Reproduce each of the following rows verbatim, omitting any pictures from your answer.

━━━━━ MATERIAL PROVIDED ━━━━━

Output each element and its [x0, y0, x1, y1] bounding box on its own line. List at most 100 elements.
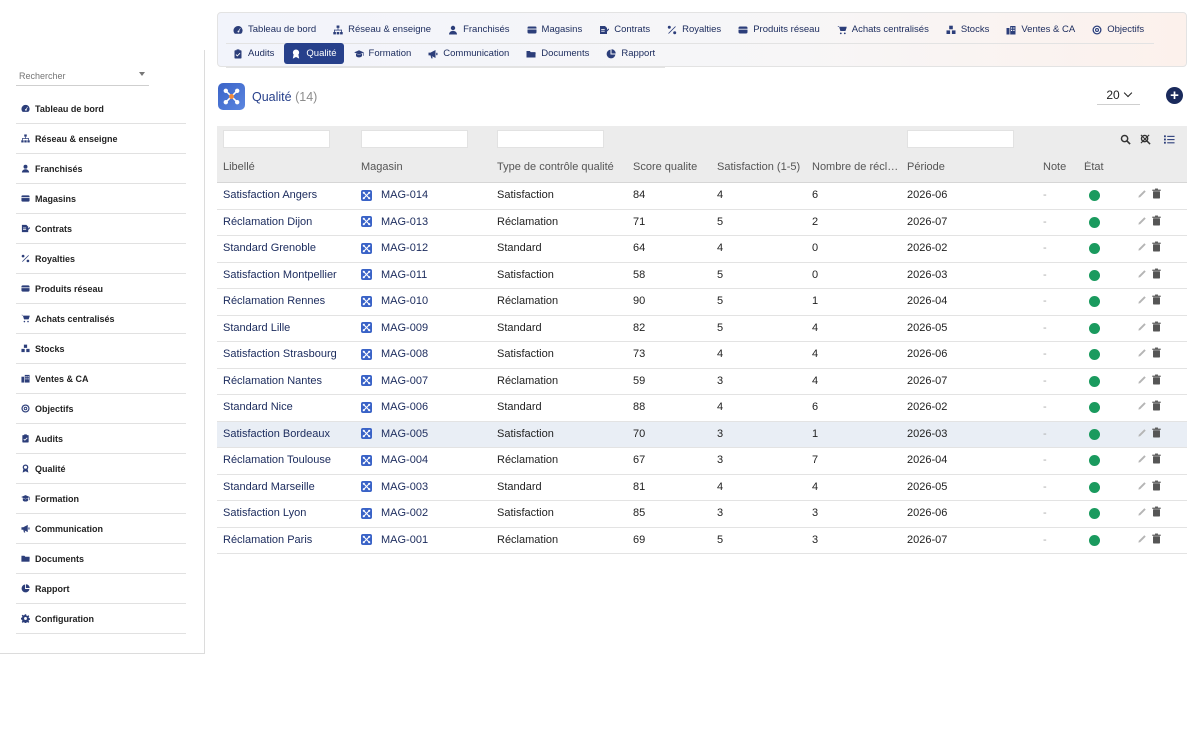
per-page-select[interactable]: 20 — [1097, 85, 1140, 105]
table-row[interactable]: Satisfaction Montpellier MAG-011 Satisfact… — [217, 263, 1187, 289]
filter-libelle-input[interactable] — [223, 130, 330, 148]
cell-libelle[interactable]: Réclamation Toulouse — [223, 454, 331, 466]
filter-type-input[interactable] — [497, 130, 604, 148]
sidebar-item-objectifs[interactable]: Objectifs — [16, 394, 186, 424]
tab-documents[interactable]: Documents — [519, 43, 596, 64]
col-score[interactable]: Score qualite — [633, 161, 697, 173]
table-row[interactable]: Réclamation Rennes MAG-010 Réclamation 90 5 1… — [217, 289, 1187, 316]
sidebar-item-configuration[interactable]: Configuration — [16, 604, 186, 634]
edit-icon[interactable] — [1137, 427, 1148, 441]
delete-icon[interactable] — [1151, 321, 1162, 335]
delete-icon[interactable] — [1151, 294, 1162, 308]
search-input[interactable] — [16, 66, 149, 86]
edit-icon[interactable] — [1137, 268, 1148, 282]
edit-icon[interactable] — [1137, 506, 1148, 520]
sidebar-item-stocks[interactable]: Stocks — [16, 334, 186, 364]
edit-icon[interactable] — [1137, 347, 1148, 361]
cell-magasin[interactable]: MAG-007 — [361, 375, 428, 387]
delete-icon[interactable] — [1151, 215, 1162, 229]
sidebar-item-communication[interactable]: Communication — [16, 514, 186, 544]
sidebar-item-produits-reseau[interactable]: Produits réseau — [16, 274, 186, 304]
cell-libelle[interactable]: Standard Nice — [223, 401, 293, 413]
cell-magasin[interactable]: MAG-006 — [361, 401, 428, 413]
col-libelle[interactable]: Libellé — [223, 161, 255, 173]
cell-magasin[interactable]: MAG-004 — [361, 454, 428, 466]
col-magasin[interactable]: Magasin — [361, 161, 403, 173]
table-row[interactable]: Réclamation Dijon MAG-013 Réclamation 71 5 2 2… — [217, 210, 1187, 236]
sidebar-item-rapport[interactable]: Rapport — [16, 574, 186, 604]
delete-icon[interactable] — [1151, 347, 1162, 361]
delete-icon[interactable] — [1151, 374, 1162, 388]
cell-libelle[interactable]: Satisfaction Angers — [223, 189, 317, 201]
table-row[interactable]: Standard Marseille MAG-003 Standard 81 4 4 202… — [217, 475, 1187, 501]
edit-icon[interactable] — [1137, 188, 1148, 202]
tab-formation[interactable]: Formation — [347, 43, 419, 64]
sidebar-search[interactable] — [16, 66, 149, 86]
clear-filter-icon[interactable] — [1140, 132, 1152, 145]
cell-libelle[interactable]: Satisfaction Montpellier — [223, 269, 337, 281]
cell-libelle[interactable]: Standard Marseille — [223, 481, 315, 493]
cell-magasin[interactable]: MAG-014 — [361, 189, 428, 201]
sidebar-item-contrats[interactable]: Contrats — [16, 214, 186, 244]
tab-magasins[interactable]: Magasins — [520, 19, 590, 40]
chevron-down-icon[interactable] — [139, 72, 145, 76]
tab-produits-reseau[interactable]: Produits réseau — [731, 19, 827, 40]
sidebar-item-franchises[interactable]: Franchisés — [16, 154, 186, 184]
add-button[interactable]: + — [1166, 87, 1183, 104]
list-view-icon[interactable] — [1164, 132, 1176, 144]
table-row[interactable]: Standard Nice MAG-006 Standard 88 4 6 2026-02 - — [217, 395, 1187, 422]
col-etat[interactable]: État — [1084, 161, 1104, 173]
delete-icon[interactable] — [1151, 188, 1162, 202]
cell-magasin[interactable]: MAG-011 — [361, 269, 427, 281]
cell-magasin[interactable]: MAG-001 — [361, 534, 428, 546]
tab-reseau-enseigne[interactable]: Réseau & enseigne — [326, 19, 438, 40]
cell-magasin[interactable]: MAG-005 — [361, 428, 428, 440]
edit-icon[interactable] — [1137, 453, 1148, 467]
delete-icon[interactable] — [1151, 241, 1162, 255]
col-note[interactable]: Note — [1043, 161, 1066, 173]
tab-franchises[interactable]: Franchisés — [441, 19, 516, 40]
sidebar-item-ventes-ca[interactable]: Ventes & CA — [16, 364, 186, 394]
delete-icon[interactable] — [1151, 427, 1162, 441]
col-type[interactable]: Type de contrôle qualité — [497, 161, 614, 173]
sidebar-item-qualite[interactable]: Qualité — [16, 454, 186, 484]
cell-libelle[interactable]: Réclamation Rennes — [223, 295, 325, 307]
tab-tableau-de-bord[interactable]: Tableau de bord — [226, 19, 323, 40]
sidebar-item-achats-centralises[interactable]: Achats centralisés — [16, 304, 186, 334]
sidebar-item-documents[interactable]: Documents — [16, 544, 186, 574]
cell-magasin[interactable]: MAG-013 — [361, 216, 428, 228]
delete-icon[interactable] — [1151, 453, 1162, 467]
sidebar-item-reseau-enseigne[interactable]: Réseau & enseigne — [16, 124, 186, 154]
table-row[interactable]: Satisfaction Lyon MAG-002 Satisfaction 85 3 3… — [217, 501, 1187, 528]
table-row[interactable]: Satisfaction Bordeaux MAG-005 Satisfaction… — [217, 421, 1187, 448]
edit-icon[interactable] — [1137, 533, 1148, 547]
tab-achats-centralises[interactable]: Achats centralisés — [830, 19, 936, 40]
table-row[interactable]: Satisfaction Strasbourg MAG-008 Satisfacti… — [217, 342, 1187, 369]
col-reclamations[interactable]: Nombre de récl… — [812, 161, 898, 173]
tab-qualite[interactable]: Qualité — [284, 43, 344, 65]
cell-libelle[interactable]: Réclamation Nantes — [223, 375, 322, 387]
edit-icon[interactable] — [1137, 400, 1148, 414]
cell-libelle[interactable]: Standard Grenoble — [223, 242, 316, 254]
cell-libelle[interactable]: Satisfaction Strasbourg — [223, 348, 337, 360]
table-row[interactable]: Réclamation Nantes MAG-007 Réclamation 59 3 4… — [217, 369, 1187, 395]
cell-libelle[interactable]: Réclamation Dijon — [223, 216, 312, 228]
table-row[interactable]: Satisfaction Angers MAG-014 Satisfaction 84… — [217, 183, 1187, 210]
edit-icon[interactable] — [1137, 321, 1148, 335]
cell-libelle[interactable]: Réclamation Paris — [223, 534, 312, 546]
tab-royalties[interactable]: Royalties — [660, 19, 728, 40]
cell-libelle[interactable]: Satisfaction Bordeaux — [223, 428, 330, 440]
cell-magasin[interactable]: MAG-010 — [361, 295, 428, 307]
filter-periode-input[interactable] — [907, 130, 1014, 148]
delete-icon[interactable] — [1151, 268, 1162, 282]
sidebar-item-formation[interactable]: Formation — [16, 484, 186, 514]
delete-icon[interactable] — [1151, 506, 1162, 520]
search-icon[interactable] — [1120, 132, 1132, 145]
tab-communication[interactable]: Communication — [421, 43, 516, 64]
table-row[interactable]: Standard Grenoble MAG-012 Standard 64 4 0 2026… — [217, 236, 1187, 263]
tab-stocks[interactable]: Stocks — [939, 19, 997, 40]
table-row[interactable]: Réclamation Toulouse MAG-004 Réclamation 67… — [217, 448, 1187, 475]
edit-icon[interactable] — [1137, 215, 1148, 229]
tab-ventes-ca[interactable]: Ventes & CA — [999, 19, 1082, 40]
filter-magasin-input[interactable] — [361, 130, 468, 148]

━━━━━

**THE COMPLETED TASK**
Output each element and its [x0, y0, x1, y1] bounding box on its own line. List at most 100 elements.
per-page-select[interactable]: 20 — [1097, 85, 1140, 105]
table-row[interactable]: Satisfaction Montpellier MAG-011 Satisfact… — [217, 263, 1187, 289]
filter-libelle-input[interactable] — [223, 130, 330, 148]
cell-libelle[interactable]: Réclamation Toulouse — [223, 454, 331, 466]
filter-type-input[interactable] — [497, 130, 604, 148]
sidebar-item-objectifs[interactable]: Objectifs — [16, 394, 186, 424]
tab-documents[interactable]: Documents — [519, 43, 596, 64]
col-score[interactable]: Score qualite — [633, 161, 697, 173]
table-row[interactable]: Réclamation Rennes MAG-010 Réclamation 90 5 1… — [217, 289, 1187, 316]
sidebar-item-configuration[interactable]: Configuration — [16, 604, 186, 634]
edit-icon[interactable] — [1137, 427, 1148, 441]
delete-icon[interactable] — [1151, 321, 1162, 335]
delete-icon[interactable] — [1151, 294, 1162, 308]
search-input[interactable] — [16, 66, 149, 86]
edit-icon[interactable] — [1137, 268, 1148, 282]
edit-icon[interactable] — [1137, 506, 1148, 520]
sidebar-item-stocks[interactable]: Stocks — [16, 334, 186, 364]
edit-icon[interactable] — [1137, 347, 1148, 361]
cell-magasin[interactable]: MAG-007 — [361, 375, 428, 387]
delete-icon[interactable] — [1151, 215, 1162, 229]
sidebar-item-communication[interactable]: Communication — [16, 514, 186, 544]
sidebar-item-produits-reseau[interactable]: Produits réseau — [16, 274, 186, 304]
cell-libelle[interactable]: Standard Nice — [223, 401, 293, 413]
cell-magasin[interactable]: MAG-006 — [361, 401, 428, 413]
col-libelle[interactable]: Libellé — [223, 161, 255, 173]
cell-magasin[interactable]: MAG-004 — [361, 454, 428, 466]
col-magasin[interactable]: Magasin — [361, 161, 403, 173]
table-row[interactable]: Réclamation Dijon MAG-013 Réclamation 71 5 2 2… — [217, 210, 1187, 236]
sidebar-item-rapport[interactable]: Rapport — [16, 574, 186, 604]
delete-icon[interactable] — [1151, 347, 1162, 361]
delete-icon[interactable] — [1151, 374, 1162, 388]
cell-libelle[interactable]: Satisfaction Angers — [223, 189, 317, 201]
table-row[interactable]: Standard Marseille MAG-003 Standard 81 4 4 202… — [217, 475, 1187, 501]
edit-icon[interactable] — [1137, 188, 1148, 202]
tab-formation[interactable]: Formation — [347, 43, 419, 64]
sidebar-search[interactable] — [16, 66, 149, 86]
clear-filter-icon[interactable] — [1140, 132, 1152, 145]
cell-libelle[interactable]: Satisfaction Montpellier — [223, 269, 337, 281]
cell-libelle[interactable]: Standard Marseille — [223, 481, 315, 493]
cell-magasin[interactable]: MAG-014 — [361, 189, 428, 201]
sidebar-item-contrats[interactable]: Contrats — [16, 214, 186, 244]
tab-magasins[interactable]: Magasins — [520, 19, 590, 40]
chevron-down-icon[interactable] — [139, 72, 145, 76]
tab-produits-reseau[interactable]: Produits réseau — [731, 19, 827, 40]
sidebar-item-franchises[interactable]: Franchisés — [16, 154, 186, 184]
add-button[interactable]: + — [1166, 87, 1183, 104]
list-view-icon[interactable] — [1164, 132, 1176, 144]
table-row[interactable]: Standard Nice MAG-006 Standard 88 4 6 2026-02 - — [217, 395, 1187, 422]
col-etat[interactable]: État — [1084, 161, 1104, 173]
delete-icon[interactable] — [1151, 188, 1162, 202]
cell-magasin[interactable]: MAG-011 — [361, 269, 427, 281]
cell-magasin[interactable]: MAG-001 — [361, 534, 428, 546]
tab-reseau-enseigne[interactable]: Réseau & enseigne — [326, 19, 438, 40]
cell-magasin[interactable]: MAG-005 — [361, 428, 428, 440]
edit-icon[interactable] — [1137, 453, 1148, 467]
delete-icon[interactable] — [1151, 241, 1162, 255]
col-note[interactable]: Note — [1043, 161, 1066, 173]
tab-franchises[interactable]: Franchisés — [441, 19, 516, 40]
sidebar-item-ventes-ca[interactable]: Ventes & CA — [16, 364, 186, 394]
delete-icon[interactable] — [1151, 427, 1162, 441]
col-type[interactable]: Type de contrôle qualité — [497, 161, 614, 173]
sidebar-item-qualite[interactable]: Qualité — [16, 454, 186, 484]
cell-libelle[interactable]: Réclamation Rennes — [223, 295, 325, 307]
tab-tableau-de-bord[interactable]: Tableau de bord — [226, 19, 323, 40]
sidebar-item-achats-centralises[interactable]: Achats centralisés — [16, 304, 186, 334]
sidebar-item-documents[interactable]: Documents — [16, 544, 186, 574]
cell-magasin[interactable]: MAG-013 — [361, 216, 428, 228]
delete-icon[interactable] — [1151, 453, 1162, 467]
sidebar-item-reseau-enseigne[interactable]: Réseau & enseigne — [16, 124, 186, 154]
table-row[interactable]: Satisfaction Lyon MAG-002 Satisfaction 85 3 3… — [217, 501, 1187, 528]
table-row[interactable]: Satisfaction Bordeaux MAG-005 Satisfaction… — [217, 421, 1187, 448]
edit-icon[interactable] — [1137, 533, 1148, 547]
tab-achats-centralises[interactable]: Achats centralisés — [830, 19, 936, 40]
table-row[interactable]: Satisfaction Strasbourg MAG-008 Satisfacti… — [217, 342, 1187, 369]
col-reclamations[interactable]: Nombre de récl… — [812, 161, 898, 173]
tab-qualite[interactable]: Qualité — [284, 43, 344, 65]
cell-libelle[interactable]: Réclamation Nantes — [223, 375, 322, 387]
edit-icon[interactable] — [1137, 400, 1148, 414]
cell-libelle[interactable]: Standard Grenoble — [223, 242, 316, 254]
cell-libelle[interactable]: Satisfaction Strasbourg — [223, 348, 337, 360]
table-row[interactable]: Réclamation Nantes MAG-007 Réclamation 59 3 4… — [217, 369, 1187, 395]
cell-libelle[interactable]: Réclamation Dijon — [223, 216, 312, 228]
table-row[interactable]: Satisfaction Angers MAG-014 Satisfaction 84… — [217, 183, 1187, 210]
edit-icon[interactable] — [1137, 321, 1148, 335]
cell-libelle[interactable]: Réclamation Paris — [223, 534, 312, 546]
tab-royalties[interactable]: Royalties — [660, 19, 728, 40]
cell-libelle[interactable]: Satisfaction Bordeaux — [223, 428, 330, 440]
cell-magasin[interactable]: MAG-010 — [361, 295, 428, 307]
filter-periode-input[interactable] — [907, 130, 1014, 148]
delete-icon[interactable] — [1151, 268, 1162, 282]
sidebar-item-formation[interactable]: Formation — [16, 484, 186, 514]
delete-icon[interactable] — [1151, 506, 1162, 520]
search-icon[interactable] — [1120, 132, 1132, 145]
tab-communication[interactable]: Communication — [421, 43, 516, 64]
table-row[interactable]: Standard Grenoble MAG-012 Standard 64 4 0 2026… — [217, 236, 1187, 263]
tab-stocks[interactable]: Stocks — [939, 19, 997, 40]
table-row[interactable]: Réclamation Toulouse MAG-004 Réclamation 67… — [217, 448, 1187, 475]
edit-icon[interactable] — [1137, 215, 1148, 229]
tab-ventes-ca[interactable]: Ventes & CA — [999, 19, 1082, 40]
filter-magasin-input[interactable] — [361, 130, 468, 148]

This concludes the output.